» **Listed entries**
------------------------------------

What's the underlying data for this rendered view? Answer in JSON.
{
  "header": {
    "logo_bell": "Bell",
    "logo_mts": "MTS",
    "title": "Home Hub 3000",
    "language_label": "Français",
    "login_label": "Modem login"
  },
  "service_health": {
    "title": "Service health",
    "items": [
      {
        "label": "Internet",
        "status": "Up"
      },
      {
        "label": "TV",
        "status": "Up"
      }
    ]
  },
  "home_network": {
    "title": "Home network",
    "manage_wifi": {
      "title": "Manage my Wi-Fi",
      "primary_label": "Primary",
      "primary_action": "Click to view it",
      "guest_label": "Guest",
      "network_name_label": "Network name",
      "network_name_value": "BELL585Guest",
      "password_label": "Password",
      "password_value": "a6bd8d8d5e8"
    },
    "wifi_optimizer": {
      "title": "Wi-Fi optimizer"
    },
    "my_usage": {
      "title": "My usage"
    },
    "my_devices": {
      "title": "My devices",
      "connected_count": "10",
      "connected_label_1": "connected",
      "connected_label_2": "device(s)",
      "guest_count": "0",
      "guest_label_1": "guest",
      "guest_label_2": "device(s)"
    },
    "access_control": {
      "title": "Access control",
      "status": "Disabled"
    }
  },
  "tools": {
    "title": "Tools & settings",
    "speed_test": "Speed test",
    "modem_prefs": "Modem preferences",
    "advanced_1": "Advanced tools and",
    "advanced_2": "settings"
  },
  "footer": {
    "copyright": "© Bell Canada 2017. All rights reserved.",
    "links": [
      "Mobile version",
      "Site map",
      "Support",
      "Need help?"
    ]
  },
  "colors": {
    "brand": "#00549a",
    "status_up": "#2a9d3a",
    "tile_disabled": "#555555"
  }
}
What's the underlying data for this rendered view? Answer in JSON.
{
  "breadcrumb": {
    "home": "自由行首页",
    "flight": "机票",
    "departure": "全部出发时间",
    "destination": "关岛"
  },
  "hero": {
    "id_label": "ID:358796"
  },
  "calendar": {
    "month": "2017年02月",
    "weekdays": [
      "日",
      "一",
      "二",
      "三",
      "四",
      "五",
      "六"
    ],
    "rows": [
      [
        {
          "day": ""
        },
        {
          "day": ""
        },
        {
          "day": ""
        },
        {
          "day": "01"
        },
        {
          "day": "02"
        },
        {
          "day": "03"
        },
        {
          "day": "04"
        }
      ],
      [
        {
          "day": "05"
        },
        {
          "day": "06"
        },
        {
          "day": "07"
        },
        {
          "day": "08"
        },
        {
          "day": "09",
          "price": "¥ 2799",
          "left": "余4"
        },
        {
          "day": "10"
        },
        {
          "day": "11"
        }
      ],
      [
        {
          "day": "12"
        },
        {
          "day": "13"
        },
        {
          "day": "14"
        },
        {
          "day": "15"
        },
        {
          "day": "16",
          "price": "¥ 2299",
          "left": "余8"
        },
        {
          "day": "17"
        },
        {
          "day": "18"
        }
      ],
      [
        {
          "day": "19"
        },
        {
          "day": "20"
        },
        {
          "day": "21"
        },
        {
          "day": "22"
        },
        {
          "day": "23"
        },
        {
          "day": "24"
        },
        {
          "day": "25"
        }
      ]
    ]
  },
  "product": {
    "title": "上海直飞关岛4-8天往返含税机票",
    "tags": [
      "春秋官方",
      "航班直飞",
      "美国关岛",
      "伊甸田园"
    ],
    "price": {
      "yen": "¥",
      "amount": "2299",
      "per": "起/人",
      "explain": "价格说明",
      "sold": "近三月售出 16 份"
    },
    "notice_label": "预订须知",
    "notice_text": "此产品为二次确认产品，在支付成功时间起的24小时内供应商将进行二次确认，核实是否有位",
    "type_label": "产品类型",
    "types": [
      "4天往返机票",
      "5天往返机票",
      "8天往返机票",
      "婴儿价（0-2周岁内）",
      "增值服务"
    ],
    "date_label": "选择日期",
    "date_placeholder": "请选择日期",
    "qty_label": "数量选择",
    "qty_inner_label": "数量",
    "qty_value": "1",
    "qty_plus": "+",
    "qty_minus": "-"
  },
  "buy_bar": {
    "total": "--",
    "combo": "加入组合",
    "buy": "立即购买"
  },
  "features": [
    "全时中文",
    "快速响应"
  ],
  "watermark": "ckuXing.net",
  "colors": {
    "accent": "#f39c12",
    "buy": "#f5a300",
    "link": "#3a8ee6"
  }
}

------------------------------------

» **Do this**
Take the material above and return all of it exactly.

» **Complete answer**
What's the underlying data for this rendered view? Answer in JSON.
{
  "header": {
    "logo_bell": "Bell",
    "logo_mts": "MTS",
    "title": "Home Hub 3000",
    "language_label": "Français",
    "login_label": "Modem login"
  },
  "service_health": {
    "title": "Service health",
    "items": [
      {
        "label": "Internet",
        "status": "Up"
      },
      {
        "label": "TV",
        "status": "Up"
      }
    ]
  },
  "home_network": {
    "title": "Home network",
    "manage_wifi": {
      "title": "Manage my Wi-Fi",
      "primary_label": "Primary",
      "primary_action": "Click to view it",
      "guest_label": "Guest",
      "network_name_label": "Network name",
      "network_name_value": "BELL585Guest",
      "password_label": "Password",
      "password_value": "a6bd8d8d5e8"
    },
    "wifi_optimizer": {
      "title": "Wi-Fi optimizer"
    },
    "my_usage": {
      "title": "My usage"
    },
    "my_devices": {
      "title": "My devices",
      "connected_count": "10",
      "connected_label_1": "connected",
      "connected_label_2": "device(s)",
      "guest_count": "0",
      "guest_label_1": "guest",
      "guest_label_2": "device(s)"
    },
    "access_control": {
      "title": "Access control",
      "status": "Disabled"
    }
  },
  "tools": {
    "title": "Tools & settings",
    "speed_test": "Speed test",
    "modem_prefs": "Modem preferences",
    "advanced_1": "Advanced tools and",
    "advanced_2": "settings"
  },
  "footer": {
    "copyright": "© Bell Canada 2017. All rights reserved.",
    "links": [
      "Mobile version",
      "Site map",
      "Support",
      "Need help?"
    ]
  },
  "colors": {
    "brand": "#00549a",
    "status_up": "#2a9d3a",
    "tile_disabled": "#555555"
  }
}
What's the underlying data for this rendered view? Answer in JSON.
{
  "breadcrumb": {
    "home": "自由行首页",
    "flight": "机票",
    "departure": "全部出发时间",
    "destination": "关岛"
  },
  "hero": {
    "id_label": "ID:358796"
  },
  "calendar": {
    "month": "2017年02月",
    "weekdays": [
      "日",
      "一",
      "二",
      "三",
      "四",
      "五",
      "六"
    ],
    "rows": [
      [
        {
          "day": ""
        },
        {
          "day": ""
        },
        {
          "day": ""
        },
        {
          "day": "01"
        },
        {
          "day": "02"
        },
        {
          "day": "03"
        },
        {
          "day": "04"
        }
      ],
      [
        {
          "day": "05"
        },
        {
          "day": "06"
        },
        {
          "day": "07"
        },
        {
          "day": "08"
        },
        {
          "day": "09",
          "price": "¥ 2799",
          "left": "余4"
        },
        {
          "day": "10"
        },
        {
          "day": "11"
        }
      ],
      [
        {
          "day": "12"
        },
        {
          "day": "13"
        },
        {
          "day": "14"
        },
        {
          "day": "15"
        },
        {
          "day": "16",
          "price": "¥ 2299",
          "left": "余8"
        },
        {
          "day": "17"
        },
        {
          "day": "18"
        }
      ],
      [
        {
          "day": "19"
        },
        {
          "day": "20"
        },
        {
          "day": "21"
        },
        {
          "day": "22"
        },
        {
          "day": "23"
        },
        {
          "day": "24"
        },
        {
          "day": "25"
        }
      ]
    ]
  },
  "product": {
    "title": "上海直飞关岛4-8天往返含税机票",
    "tags": [
      "春秋官方",
      "航班直飞",
      "美国关岛",
      "伊甸田园"
    ],
    "price": {
      "yen": "¥",
      "amount": "2299",
      "per": "起/人",
      "explain": "价格说明",
      "sold": "近三月售出 16 份"
    },
    "notice_label": "预订须知",
    "notice_text": "此产品为二次确认产品，在支付成功时间起的24小时内供应商将进行二次确认，核实是否有位",
    "type_label": "产品类型",
    "types": [
      "4天往返机票",
      "5天往返机票",
      "8天往返机票",
      "婴儿价（0-2周岁内）",
      "增值服务"
    ],
    "date_label": "选择日期",
    "date_placeholder": "请选择日期",
    "qty_label": "数量选择",
    "qty_inner_label": "数量",
    "qty_value": "1",
    "qty_plus": "+",
    "qty_minus": "-"
  },
  "buy_bar": {
    "total": "--",
    "combo": "加入组合",
    "buy": "立即购买"
  },
  "features": [
    "全时中文",
    "快速响应"
  ],
  "watermark": "ckuXing.net",
  "colors": {
    "accent": "#f39c12",
    "buy": "#f5a300",
    "link": "#3a8ee6"
  }
}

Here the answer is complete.